Copy all of the material word for word, except for the pictures.
-- begin Extracted entries --
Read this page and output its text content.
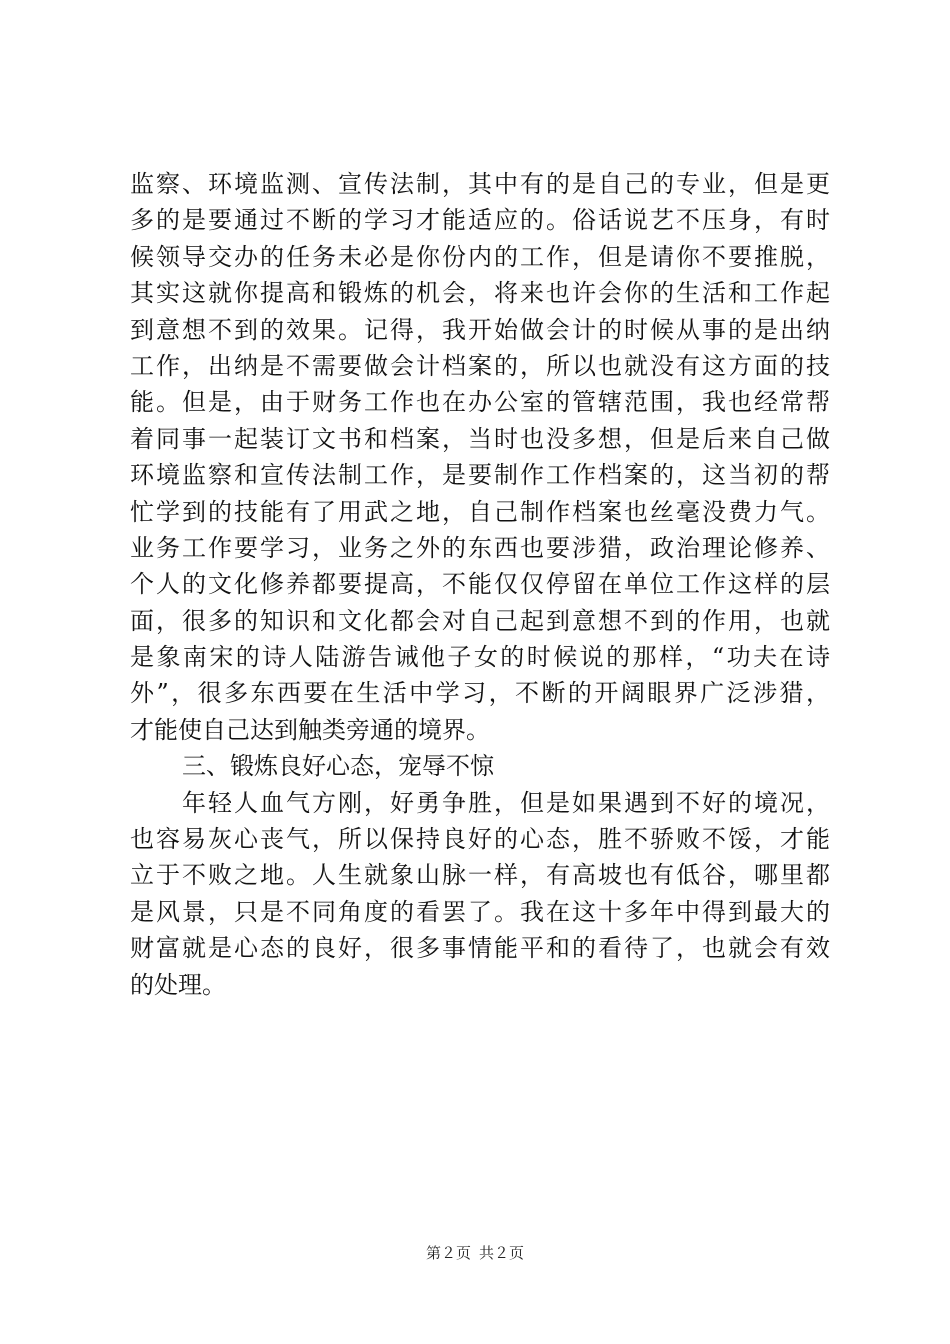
监察、环境监测、宣传法制，其中有的是自己的专业，但是更
多的是要通过不断的学习才能适应的。俗话说艺不压身，有时
候领导交办的任务未必是你份内的工作，但是请你不要推脱，
其实这就你提高和锻炼的机会，将来也许会你的生活和工作起
到意想不到的效果。记得，我开始做会计的时候从事的是出纳
工作，出纳是不需要做会计档案的，所以也就没有这方面的技
能。但是，由于财务工作也在办公室的管辖范围，我也经常帮
着同事一起装订文书和档案，当时也没多想，但是后来自己做
环境监察和宣传法制工作，是要制作工作档案的，这当初的帮
忙学到的技能有了用武之地，自己制作档案也丝毫没费力气。
业务工作要学习，业务之外的东西也要涉猎，政治理论修养、
个人的文化修养都要提高，不能仅仅停留在单位工作这样的层
面，很多的知识和文化都会对自己起到意想不到的作用，也就
是象南宋的诗人陆游告诫他子女的时候说的那样，“功夫在诗
外”，很多东西要在生活中学习，不断的开阔眼界广泛涉猎，
才能使自己达到触类旁通的境界。
三、锻炼良好心态，宠辱不惊
年轻人血气方刚，好勇争胜，但是如果遇到不好的境况，
也容易灰心丧气，所以保持良好的心态，胜不骄败不馁，才能
立于不败之地。人生就象山脉一样，有高坡也有低谷，哪里都
是风景，只是不同角度的看罢了。我在这十多年中得到最大的
财富就是心态的良好，很多事情能平和的看待了，也就会有效
的处理。
第２页 共２页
-- end Extracted entries --
* **Answer**:
Read this page and output its text content.
监察、环境监测、宣传法制，其中有的是自己的专业，但是更
多的是要通过不断的学习才能适应的。俗话说艺不压身，有时
候领导交办的任务未必是你份内的工作，但是请你不要推脱，
其实这就你提高和锻炼的机会，将来也许会你的生活和工作起
到意想不到的效果。记得，我开始做会计的时候从事的是出纳
工作，出纳是不需要做会计档案的，所以也就没有这方面的技
能。但是，由于财务工作也在办公室的管辖范围，我也经常帮
着同事一起装订文书和档案，当时也没多想，但是后来自己做
环境监察和宣传法制工作，是要制作工作档案的，这当初的帮
忙学到的技能有了用武之地，自己制作档案也丝毫没费力气。
业务工作要学习，业务之外的东西也要涉猎，政治理论修养、
个人的文化修养都要提高，不能仅仅停留在单位工作这样的层
面，很多的知识和文化都会对自己起到意想不到的作用，也就
是象南宋的诗人陆游告诫他子女的时候说的那样，“功夫在诗
外”，很多东西要在生活中学习，不断的开阔眼界广泛涉猎，
才能使自己达到触类旁通的境界。
三、锻炼良好心态，宠辱不惊
年轻人血气方刚，好勇争胜，但是如果遇到不好的境况，
也容易灰心丧气，所以保持良好的心态，胜不骄败不馁，才能
立于不败之地。人生就象山脉一样，有高坡也有低谷，哪里都
是风景，只是不同角度的看罢了。我在这十多年中得到最大的
财富就是心态的良好，很多事情能平和的看待了，也就会有效
的处理。
第２页 共２页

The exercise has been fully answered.